_Given data:_

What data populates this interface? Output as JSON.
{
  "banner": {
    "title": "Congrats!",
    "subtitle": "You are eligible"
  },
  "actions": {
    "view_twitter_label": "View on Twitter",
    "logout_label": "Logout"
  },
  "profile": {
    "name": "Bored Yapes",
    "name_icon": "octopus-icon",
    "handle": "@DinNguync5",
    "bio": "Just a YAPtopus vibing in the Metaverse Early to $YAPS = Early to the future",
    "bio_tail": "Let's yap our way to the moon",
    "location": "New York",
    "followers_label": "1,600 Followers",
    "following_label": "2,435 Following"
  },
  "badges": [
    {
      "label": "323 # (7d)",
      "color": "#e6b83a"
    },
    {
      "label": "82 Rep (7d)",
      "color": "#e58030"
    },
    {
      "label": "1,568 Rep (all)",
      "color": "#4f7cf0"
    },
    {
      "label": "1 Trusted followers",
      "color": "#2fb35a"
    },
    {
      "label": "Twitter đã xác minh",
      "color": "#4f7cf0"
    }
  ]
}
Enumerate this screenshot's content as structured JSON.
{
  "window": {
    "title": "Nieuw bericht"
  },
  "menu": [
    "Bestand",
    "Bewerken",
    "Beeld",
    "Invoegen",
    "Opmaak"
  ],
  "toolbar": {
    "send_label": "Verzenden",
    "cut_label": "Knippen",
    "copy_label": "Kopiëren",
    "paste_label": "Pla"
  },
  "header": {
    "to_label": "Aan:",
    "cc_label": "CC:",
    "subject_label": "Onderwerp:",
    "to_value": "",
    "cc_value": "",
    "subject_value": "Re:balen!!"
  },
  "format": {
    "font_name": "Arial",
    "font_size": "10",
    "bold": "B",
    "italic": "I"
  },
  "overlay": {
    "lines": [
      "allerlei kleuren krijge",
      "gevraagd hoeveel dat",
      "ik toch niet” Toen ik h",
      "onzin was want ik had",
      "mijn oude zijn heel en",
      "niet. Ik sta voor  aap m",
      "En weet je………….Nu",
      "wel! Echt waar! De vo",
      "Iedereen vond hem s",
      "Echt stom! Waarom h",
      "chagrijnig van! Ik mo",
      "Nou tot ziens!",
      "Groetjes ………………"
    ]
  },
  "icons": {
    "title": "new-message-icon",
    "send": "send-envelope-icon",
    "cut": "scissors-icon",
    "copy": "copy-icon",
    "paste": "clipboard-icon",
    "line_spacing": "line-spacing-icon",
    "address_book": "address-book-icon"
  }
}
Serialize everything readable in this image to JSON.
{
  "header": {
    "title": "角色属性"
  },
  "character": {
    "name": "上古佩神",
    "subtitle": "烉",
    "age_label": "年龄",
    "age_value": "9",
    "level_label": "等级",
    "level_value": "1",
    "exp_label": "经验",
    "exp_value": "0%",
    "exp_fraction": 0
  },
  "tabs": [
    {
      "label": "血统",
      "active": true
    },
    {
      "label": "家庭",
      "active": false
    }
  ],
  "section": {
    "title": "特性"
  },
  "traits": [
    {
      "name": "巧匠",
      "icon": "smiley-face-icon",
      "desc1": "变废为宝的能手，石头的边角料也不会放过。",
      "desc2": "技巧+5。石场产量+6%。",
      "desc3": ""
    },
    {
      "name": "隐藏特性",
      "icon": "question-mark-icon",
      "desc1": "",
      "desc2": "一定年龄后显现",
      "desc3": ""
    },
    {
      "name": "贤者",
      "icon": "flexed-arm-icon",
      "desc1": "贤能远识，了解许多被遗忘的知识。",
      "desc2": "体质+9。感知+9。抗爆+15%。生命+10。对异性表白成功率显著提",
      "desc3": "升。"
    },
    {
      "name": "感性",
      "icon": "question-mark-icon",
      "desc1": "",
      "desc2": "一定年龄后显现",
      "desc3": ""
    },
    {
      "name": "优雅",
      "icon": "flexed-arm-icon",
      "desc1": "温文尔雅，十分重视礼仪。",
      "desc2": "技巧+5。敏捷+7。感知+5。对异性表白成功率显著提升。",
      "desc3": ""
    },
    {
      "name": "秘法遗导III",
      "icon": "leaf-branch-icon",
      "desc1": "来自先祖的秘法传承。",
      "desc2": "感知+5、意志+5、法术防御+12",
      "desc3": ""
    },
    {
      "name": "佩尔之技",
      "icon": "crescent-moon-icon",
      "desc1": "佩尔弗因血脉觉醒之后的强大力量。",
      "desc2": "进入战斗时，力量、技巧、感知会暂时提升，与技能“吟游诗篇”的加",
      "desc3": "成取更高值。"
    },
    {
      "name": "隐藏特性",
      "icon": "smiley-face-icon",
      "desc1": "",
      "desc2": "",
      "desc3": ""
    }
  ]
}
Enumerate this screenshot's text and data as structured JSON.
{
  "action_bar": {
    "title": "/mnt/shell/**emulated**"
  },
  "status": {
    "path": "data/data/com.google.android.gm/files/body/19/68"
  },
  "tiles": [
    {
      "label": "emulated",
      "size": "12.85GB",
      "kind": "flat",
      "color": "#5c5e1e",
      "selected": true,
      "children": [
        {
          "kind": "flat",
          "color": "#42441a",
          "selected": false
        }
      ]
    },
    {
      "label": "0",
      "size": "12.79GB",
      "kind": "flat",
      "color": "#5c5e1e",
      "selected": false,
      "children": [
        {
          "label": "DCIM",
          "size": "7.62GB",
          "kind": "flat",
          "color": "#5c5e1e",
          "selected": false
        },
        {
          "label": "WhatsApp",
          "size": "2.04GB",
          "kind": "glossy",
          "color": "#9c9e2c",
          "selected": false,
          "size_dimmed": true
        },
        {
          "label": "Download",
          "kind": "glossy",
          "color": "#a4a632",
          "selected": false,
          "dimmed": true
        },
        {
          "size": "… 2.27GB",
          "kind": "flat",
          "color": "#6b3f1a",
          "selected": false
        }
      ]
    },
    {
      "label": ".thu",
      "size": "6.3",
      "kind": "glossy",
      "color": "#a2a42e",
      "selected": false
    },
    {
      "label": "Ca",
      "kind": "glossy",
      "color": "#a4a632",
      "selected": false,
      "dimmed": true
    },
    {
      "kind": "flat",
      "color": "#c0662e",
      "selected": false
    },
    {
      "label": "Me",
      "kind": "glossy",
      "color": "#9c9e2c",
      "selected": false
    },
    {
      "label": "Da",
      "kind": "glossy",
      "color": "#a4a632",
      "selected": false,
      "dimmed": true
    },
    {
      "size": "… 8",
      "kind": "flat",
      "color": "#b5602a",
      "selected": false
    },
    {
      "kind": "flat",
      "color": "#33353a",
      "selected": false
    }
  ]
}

_Problem statement:_
Faithfully reproduce all of the records, character for character.

_Final result:_
What data populates this interface? Output as JSON.
{
  "banner": {
    "title": "Congrats!",
    "subtitle": "You are eligible"
  },
  "actions": {
    "view_twitter_label": "View on Twitter",
    "logout_label": "Logout"
  },
  "profile": {
    "name": "Bored Yapes",
    "name_icon": "octopus-icon",
    "handle": "@DinNguync5",
    "bio": "Just a YAPtopus vibing in the Metaverse Early to $YAPS = Early to the future",
    "bio_tail": "Let's yap our way to the moon",
    "location": "New York",
    "followers_label": "1,600 Followers",
    "following_label": "2,435 Following"
  },
  "badges": [
    {
      "label": "323 # (7d)",
      "color": "#e6b83a"
    },
    {
      "label": "82 Rep (7d)",
      "color": "#e58030"
    },
    {
      "label": "1,568 Rep (all)",
      "color": "#4f7cf0"
    },
    {
      "label": "1 Trusted followers",
      "color": "#2fb35a"
    },
    {
      "label": "Twitter đã xác minh",
      "color": "#4f7cf0"
    }
  ]
}
Enumerate this screenshot's content as structured JSON.
{
  "window": {
    "title": "Nieuw bericht"
  },
  "menu": [
    "Bestand",
    "Bewerken",
    "Beeld",
    "Invoegen",
    "Opmaak"
  ],
  "toolbar": {
    "send_label": "Verzenden",
    "cut_label": "Knippen",
    "copy_label": "Kopiëren",
    "paste_label": "Pla"
  },
  "header": {
    "to_label": "Aan:",
    "cc_label": "CC:",
    "subject_label": "Onderwerp:",
    "to_value": "",
    "cc_value": "",
    "subject_value": "Re:balen!!"
  },
  "format": {
    "font_name": "Arial",
    "font_size": "10",
    "bold": "B",
    "italic": "I"
  },
  "overlay": {
    "lines": [
      "allerlei kleuren krijge",
      "gevraagd hoeveel dat",
      "ik toch niet” Toen ik h",
      "onzin was want ik had",
      "mijn oude zijn heel en",
      "niet. Ik sta voor  aap m",
      "En weet je………….Nu",
      "wel! Echt waar! De vo",
      "Iedereen vond hem s",
      "Echt stom! Waarom h",
      "chagrijnig van! Ik mo",
      "Nou tot ziens!",
      "Groetjes ………………"
    ]
  },
  "icons": {
    "title": "new-message-icon",
    "send": "send-envelope-icon",
    "cut": "scissors-icon",
    "copy": "copy-icon",
    "paste": "clipboard-icon",
    "line_spacing": "line-spacing-icon",
    "address_book": "address-book-icon"
  }
}
Serialize everything readable in this image to JSON.
{
  "header": {
    "title": "角色属性"
  },
  "character": {
    "name": "上古佩神",
    "subtitle": "烉",
    "age_label": "年龄",
    "age_value": "9",
    "level_label": "等级",
    "level_value": "1",
    "exp_label": "经验",
    "exp_value": "0%",
    "exp_fraction": 0
  },
  "tabs": [
    {
      "label": "血统",
      "active": true
    },
    {
      "label": "家庭",
      "active": false
    }
  ],
  "section": {
    "title": "特性"
  },
  "traits": [
    {
      "name": "巧匠",
      "icon": "smiley-face-icon",
      "desc1": "变废为宝的能手，石头的边角料也不会放过。",
      "desc2": "技巧+5。石场产量+6%。",
      "desc3": ""
    },
    {
      "name": "隐藏特性",
      "icon": "question-mark-icon",
      "desc1": "",
      "desc2": "一定年龄后显现",
      "desc3": ""
    },
    {
      "name": "贤者",
      "icon": "flexed-arm-icon",
      "desc1": "贤能远识，了解许多被遗忘的知识。",
      "desc2": "体质+9。感知+9。抗爆+15%。生命+10。对异性表白成功率显著提",
      "desc3": "升。"
    },
    {
      "name": "感性",
      "icon": "question-mark-icon",
      "desc1": "",
      "desc2": "一定年龄后显现",
      "desc3": ""
    },
    {
      "name": "优雅",
      "icon": "flexed-arm-icon",
      "desc1": "温文尔雅，十分重视礼仪。",
      "desc2": "技巧+5。敏捷+7。感知+5。对异性表白成功率显著提升。",
      "desc3": ""
    },
    {
      "name": "秘法遗导III",
      "icon": "leaf-branch-icon",
      "desc1": "来自先祖的秘法传承。",
      "desc2": "感知+5、意志+5、法术防御+12",
      "desc3": ""
    },
    {
      "name": "佩尔之技",
      "icon": "crescent-moon-icon",
      "desc1": "佩尔弗因血脉觉醒之后的强大力量。",
      "desc2": "进入战斗时，力量、技巧、感知会暂时提升，与技能“吟游诗篇”的加",
      "desc3": "成取更高值。"
    },
    {
      "name": "隐藏特性",
      "icon": "smiley-face-icon",
      "desc1": "",
      "desc2": "",
      "desc3": ""
    }
  ]
}
Enumerate this screenshot's text and data as structured JSON.
{
  "action_bar": {
    "title": "/mnt/shell/**emulated**"
  },
  "status": {
    "path": "data/data/com.google.android.gm/files/body/19/68"
  },
  "tiles": [
    {
      "label": "emulated",
      "size": "12.85GB",
      "kind": "flat",
      "color": "#5c5e1e",
      "selected": true,
      "children": [
        {
          "kind": "flat",
          "color": "#42441a",
          "selected": false
        }
      ]
    },
    {
      "label": "0",
      "size": "12.79GB",
      "kind": "flat",
      "color": "#5c5e1e",
      "selected": false,
      "children": [
        {
          "label": "DCIM",
          "size": "7.62GB",
          "kind": "flat",
          "color": "#5c5e1e",
          "selected": false
        },
        {
          "label": "WhatsApp",
          "size": "2.04GB",
          "kind": "glossy",
          "color": "#9c9e2c",
          "selected": false,
          "size_dimmed": true
        },
        {
          "label": "Download",
          "kind": "glossy",
          "color": "#a4a632",
          "selected": false,
          "dimmed": true
        },
        {
          "size": "… 2.27GB",
          "kind": "flat",
          "color": "#6b3f1a",
          "selected": false
        }
      ]
    },
    {
      "label": ".thu",
      "size": "6.3",
      "kind": "glossy",
      "color": "#a2a42e",
      "selected": false
    },
    {
      "label": "Ca",
      "kind": "glossy",
      "color": "#a4a632",
      "selected": false,
      "dimmed": true
    },
    {
      "kind": "flat",
      "color": "#c0662e",
      "selected": false
    },
    {
      "label": "Me",
      "kind": "glossy",
      "color": "#9c9e2c",
      "selected": false
    },
    {
      "label": "Da",
      "kind": "glossy",
      "color": "#a4a632",
      "selected": false,
      "dimmed": true
    },
    {
      "size": "… 8",
      "kind": "flat",
      "color": "#b5602a",
      "selected": false
    },
    {
      "kind": "flat",
      "color": "#33353a",
      "selected": false
    }
  ]
}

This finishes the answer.